## Problem to solve:
Beginning with the line where "Read out every word on this page." appears, retype every remaining line of the data below, both the first and last included.

:: Records for this exercise ::

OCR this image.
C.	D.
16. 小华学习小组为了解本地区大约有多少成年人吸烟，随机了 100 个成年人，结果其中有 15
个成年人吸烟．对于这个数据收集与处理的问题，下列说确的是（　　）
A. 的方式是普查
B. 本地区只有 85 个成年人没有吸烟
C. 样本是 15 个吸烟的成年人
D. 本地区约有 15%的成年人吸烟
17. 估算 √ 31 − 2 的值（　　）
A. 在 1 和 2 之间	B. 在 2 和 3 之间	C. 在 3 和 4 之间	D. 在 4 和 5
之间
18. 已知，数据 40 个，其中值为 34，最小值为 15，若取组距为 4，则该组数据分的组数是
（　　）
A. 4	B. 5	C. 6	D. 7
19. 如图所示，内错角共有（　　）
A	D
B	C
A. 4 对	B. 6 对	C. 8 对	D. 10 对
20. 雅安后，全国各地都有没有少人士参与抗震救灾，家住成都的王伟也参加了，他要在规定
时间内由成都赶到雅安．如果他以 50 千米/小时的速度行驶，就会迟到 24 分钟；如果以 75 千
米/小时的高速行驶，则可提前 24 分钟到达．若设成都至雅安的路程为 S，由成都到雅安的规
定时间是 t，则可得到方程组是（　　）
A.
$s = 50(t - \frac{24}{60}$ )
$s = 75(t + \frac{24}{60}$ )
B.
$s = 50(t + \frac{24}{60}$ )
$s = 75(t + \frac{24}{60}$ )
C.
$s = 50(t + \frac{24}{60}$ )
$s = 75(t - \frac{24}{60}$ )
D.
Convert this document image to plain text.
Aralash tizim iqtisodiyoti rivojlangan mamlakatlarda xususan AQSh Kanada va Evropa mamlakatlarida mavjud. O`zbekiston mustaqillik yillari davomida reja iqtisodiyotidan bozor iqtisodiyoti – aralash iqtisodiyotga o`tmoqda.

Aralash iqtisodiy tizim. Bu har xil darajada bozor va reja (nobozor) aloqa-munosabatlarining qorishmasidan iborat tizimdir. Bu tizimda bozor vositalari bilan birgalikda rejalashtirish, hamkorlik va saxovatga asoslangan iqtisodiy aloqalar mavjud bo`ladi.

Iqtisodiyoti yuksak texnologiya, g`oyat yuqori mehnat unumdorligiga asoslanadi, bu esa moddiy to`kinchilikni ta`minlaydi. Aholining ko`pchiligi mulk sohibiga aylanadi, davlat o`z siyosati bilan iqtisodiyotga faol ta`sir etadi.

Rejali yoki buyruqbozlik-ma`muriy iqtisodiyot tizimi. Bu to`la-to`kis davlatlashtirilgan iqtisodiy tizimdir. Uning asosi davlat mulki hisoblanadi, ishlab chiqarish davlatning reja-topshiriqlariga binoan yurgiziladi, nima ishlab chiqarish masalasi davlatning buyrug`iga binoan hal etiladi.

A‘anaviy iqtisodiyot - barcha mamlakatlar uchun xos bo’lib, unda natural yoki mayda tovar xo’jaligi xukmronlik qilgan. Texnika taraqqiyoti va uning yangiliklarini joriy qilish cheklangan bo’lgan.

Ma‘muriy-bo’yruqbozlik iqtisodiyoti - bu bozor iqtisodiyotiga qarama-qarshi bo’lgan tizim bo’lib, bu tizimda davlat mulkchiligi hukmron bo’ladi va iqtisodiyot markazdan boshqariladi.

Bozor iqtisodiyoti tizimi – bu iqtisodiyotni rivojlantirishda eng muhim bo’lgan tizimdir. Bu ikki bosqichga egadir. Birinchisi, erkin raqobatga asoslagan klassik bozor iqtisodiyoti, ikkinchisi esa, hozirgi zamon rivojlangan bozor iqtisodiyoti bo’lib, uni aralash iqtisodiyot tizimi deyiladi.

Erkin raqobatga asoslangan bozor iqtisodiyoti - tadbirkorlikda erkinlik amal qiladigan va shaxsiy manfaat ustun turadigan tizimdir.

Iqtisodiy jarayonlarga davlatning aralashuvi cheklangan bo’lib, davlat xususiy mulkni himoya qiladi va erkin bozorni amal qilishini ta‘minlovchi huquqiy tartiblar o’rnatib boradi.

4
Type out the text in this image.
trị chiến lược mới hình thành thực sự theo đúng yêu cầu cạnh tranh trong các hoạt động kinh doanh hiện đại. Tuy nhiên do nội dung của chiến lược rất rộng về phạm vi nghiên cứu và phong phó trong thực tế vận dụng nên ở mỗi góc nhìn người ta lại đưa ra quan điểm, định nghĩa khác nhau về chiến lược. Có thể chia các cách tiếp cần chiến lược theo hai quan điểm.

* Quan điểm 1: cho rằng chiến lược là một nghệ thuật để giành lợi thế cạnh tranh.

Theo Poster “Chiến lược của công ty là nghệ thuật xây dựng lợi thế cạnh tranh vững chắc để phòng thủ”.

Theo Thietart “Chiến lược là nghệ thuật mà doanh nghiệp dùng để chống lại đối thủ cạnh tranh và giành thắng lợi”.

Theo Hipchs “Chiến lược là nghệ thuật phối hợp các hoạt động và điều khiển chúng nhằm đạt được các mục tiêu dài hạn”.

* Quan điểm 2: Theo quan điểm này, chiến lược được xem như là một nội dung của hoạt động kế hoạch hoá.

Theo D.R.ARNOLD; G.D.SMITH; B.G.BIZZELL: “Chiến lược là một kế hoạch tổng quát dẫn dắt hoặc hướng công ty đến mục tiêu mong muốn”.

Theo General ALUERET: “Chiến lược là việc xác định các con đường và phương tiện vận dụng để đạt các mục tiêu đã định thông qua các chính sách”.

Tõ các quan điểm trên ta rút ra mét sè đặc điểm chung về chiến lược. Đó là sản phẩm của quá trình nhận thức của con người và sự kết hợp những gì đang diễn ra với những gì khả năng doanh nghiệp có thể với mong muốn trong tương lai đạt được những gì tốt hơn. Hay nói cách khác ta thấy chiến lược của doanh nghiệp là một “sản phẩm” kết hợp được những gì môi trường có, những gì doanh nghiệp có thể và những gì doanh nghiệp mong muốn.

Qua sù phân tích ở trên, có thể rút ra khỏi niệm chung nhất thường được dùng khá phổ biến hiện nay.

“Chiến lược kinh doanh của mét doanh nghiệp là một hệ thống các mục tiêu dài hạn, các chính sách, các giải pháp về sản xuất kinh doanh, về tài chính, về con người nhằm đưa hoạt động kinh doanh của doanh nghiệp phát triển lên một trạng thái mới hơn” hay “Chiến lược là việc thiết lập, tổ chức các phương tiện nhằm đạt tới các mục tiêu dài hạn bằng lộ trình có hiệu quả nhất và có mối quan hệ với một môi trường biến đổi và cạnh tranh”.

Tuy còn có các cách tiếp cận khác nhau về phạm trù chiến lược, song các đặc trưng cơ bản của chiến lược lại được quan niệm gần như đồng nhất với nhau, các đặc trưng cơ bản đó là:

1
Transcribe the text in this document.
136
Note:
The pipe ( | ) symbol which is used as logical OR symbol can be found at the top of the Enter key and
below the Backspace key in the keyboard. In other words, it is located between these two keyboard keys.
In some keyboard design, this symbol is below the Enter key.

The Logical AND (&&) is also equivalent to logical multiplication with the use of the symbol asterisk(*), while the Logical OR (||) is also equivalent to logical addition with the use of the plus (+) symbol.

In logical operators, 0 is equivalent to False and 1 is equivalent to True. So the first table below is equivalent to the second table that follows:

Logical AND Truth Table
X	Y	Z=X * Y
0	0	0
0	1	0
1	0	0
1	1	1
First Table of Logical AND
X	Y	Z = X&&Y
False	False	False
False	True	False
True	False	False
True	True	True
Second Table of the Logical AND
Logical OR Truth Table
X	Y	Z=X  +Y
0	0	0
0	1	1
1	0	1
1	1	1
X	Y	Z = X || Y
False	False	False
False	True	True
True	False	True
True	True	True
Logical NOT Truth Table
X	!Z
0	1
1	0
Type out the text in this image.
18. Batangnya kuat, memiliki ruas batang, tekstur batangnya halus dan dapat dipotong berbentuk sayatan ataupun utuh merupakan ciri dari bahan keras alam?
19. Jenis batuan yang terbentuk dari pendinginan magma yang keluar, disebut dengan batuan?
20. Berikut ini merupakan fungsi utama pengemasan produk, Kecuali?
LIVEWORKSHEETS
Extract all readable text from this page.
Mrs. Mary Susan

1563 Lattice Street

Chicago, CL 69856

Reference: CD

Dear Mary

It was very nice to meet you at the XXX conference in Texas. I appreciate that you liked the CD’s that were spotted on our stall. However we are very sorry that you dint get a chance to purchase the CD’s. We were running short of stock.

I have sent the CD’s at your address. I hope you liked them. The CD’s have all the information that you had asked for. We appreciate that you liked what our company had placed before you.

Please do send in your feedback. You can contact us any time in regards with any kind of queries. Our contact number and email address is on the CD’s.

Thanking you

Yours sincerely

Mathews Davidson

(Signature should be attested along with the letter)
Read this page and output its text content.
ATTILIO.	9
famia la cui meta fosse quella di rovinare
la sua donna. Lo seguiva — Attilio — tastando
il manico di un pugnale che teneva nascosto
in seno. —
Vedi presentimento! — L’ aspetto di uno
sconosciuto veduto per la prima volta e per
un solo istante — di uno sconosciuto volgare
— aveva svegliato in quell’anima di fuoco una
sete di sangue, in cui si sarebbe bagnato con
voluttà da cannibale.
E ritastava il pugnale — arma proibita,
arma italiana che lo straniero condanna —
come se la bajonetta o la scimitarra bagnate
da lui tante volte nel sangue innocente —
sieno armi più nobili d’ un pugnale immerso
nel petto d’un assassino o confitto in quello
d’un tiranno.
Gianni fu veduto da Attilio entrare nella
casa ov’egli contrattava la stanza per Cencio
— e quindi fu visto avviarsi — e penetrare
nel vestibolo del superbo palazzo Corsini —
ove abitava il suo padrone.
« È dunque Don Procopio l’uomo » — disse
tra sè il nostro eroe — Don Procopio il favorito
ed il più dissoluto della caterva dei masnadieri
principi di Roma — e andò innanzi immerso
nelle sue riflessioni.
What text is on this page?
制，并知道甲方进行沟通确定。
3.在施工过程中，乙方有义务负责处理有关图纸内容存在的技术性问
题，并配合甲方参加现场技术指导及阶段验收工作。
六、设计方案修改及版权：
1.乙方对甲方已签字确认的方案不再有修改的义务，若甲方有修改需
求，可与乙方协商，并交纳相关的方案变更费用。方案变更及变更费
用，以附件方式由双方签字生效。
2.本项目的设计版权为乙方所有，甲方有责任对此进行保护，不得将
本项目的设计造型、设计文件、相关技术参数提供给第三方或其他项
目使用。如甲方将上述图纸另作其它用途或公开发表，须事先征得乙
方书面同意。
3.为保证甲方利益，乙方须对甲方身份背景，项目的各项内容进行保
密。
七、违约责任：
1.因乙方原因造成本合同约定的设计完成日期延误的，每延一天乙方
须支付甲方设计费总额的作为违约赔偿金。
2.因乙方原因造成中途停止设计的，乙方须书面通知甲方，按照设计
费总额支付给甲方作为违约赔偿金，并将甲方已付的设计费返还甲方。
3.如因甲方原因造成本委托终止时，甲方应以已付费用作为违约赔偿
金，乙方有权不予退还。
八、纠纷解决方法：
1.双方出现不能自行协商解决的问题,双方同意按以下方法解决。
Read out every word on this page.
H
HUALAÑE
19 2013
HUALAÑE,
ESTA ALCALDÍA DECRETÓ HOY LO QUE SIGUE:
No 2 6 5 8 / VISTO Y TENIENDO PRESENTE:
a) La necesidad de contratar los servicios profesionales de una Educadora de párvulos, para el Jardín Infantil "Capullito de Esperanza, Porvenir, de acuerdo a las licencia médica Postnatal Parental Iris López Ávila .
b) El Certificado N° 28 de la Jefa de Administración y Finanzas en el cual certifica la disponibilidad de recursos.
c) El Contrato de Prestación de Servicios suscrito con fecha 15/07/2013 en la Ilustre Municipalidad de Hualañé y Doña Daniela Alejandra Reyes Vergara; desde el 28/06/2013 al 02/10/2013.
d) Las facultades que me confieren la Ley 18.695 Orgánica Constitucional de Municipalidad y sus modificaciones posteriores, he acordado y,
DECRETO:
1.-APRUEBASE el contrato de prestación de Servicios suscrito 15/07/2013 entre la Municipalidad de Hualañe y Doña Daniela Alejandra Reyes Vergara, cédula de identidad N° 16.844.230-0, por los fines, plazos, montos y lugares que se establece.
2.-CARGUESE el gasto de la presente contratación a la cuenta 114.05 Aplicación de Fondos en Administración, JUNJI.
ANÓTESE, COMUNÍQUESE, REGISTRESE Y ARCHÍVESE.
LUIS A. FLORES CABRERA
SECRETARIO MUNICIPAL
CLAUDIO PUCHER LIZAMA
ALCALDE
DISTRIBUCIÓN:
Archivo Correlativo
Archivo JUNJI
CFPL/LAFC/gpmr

:::

## Solution for this exercise:
Read out every word on this page.
H
HUALAÑE
19 2013
HUALAÑE,
ESTA ALCALDÍA DECRETÓ HOY LO QUE SIGUE:
No 2 6 5 8 / VISTO Y TENIENDO PRESENTE:
a) La necesidad de contratar los servicios profesionales de una Educadora de párvulos, para el Jardín Infantil "Capullito de Esperanza, Porvenir, de acuerdo a las licencia médica Postnatal Parental Iris López Ávila .
b) El Certificado N° 28 de la Jefa de Administración y Finanzas en el cual certifica la disponibilidad de recursos.
c) El Contrato de Prestación de Servicios suscrito con fecha 15/07/2013 en la Ilustre Municipalidad de Hualañé y Doña Daniela Alejandra Reyes Vergara; desde el 28/06/2013 al 02/10/2013.
d) Las facultades que me confieren la Ley 18.695 Orgánica Constitucional de Municipalidad y sus modificaciones posteriores, he acordado y,
DECRETO:
1.-APRUEBASE el contrato de prestación de Servicios suscrito 15/07/2013 entre la Municipalidad de Hualañe y Doña Daniela Alejandra Reyes Vergara, cédula de identidad N° 16.844.230-0, por los fines, plazos, montos y lugares que se establece.
2.-CARGUESE el gasto de la presente contratación a la cuenta 114.05 Aplicación de Fondos en Administración, JUNJI.
ANÓTESE, COMUNÍQUESE, REGISTRESE Y ARCHÍVESE.
LUIS A. FLORES CABRERA
SECRETARIO MUNICIPAL
CLAUDIO PUCHER LIZAMA
ALCALDE
DISTRIBUCIÓN:
Archivo Correlativo
Archivo JUNJI
CFPL/LAFC/gpmr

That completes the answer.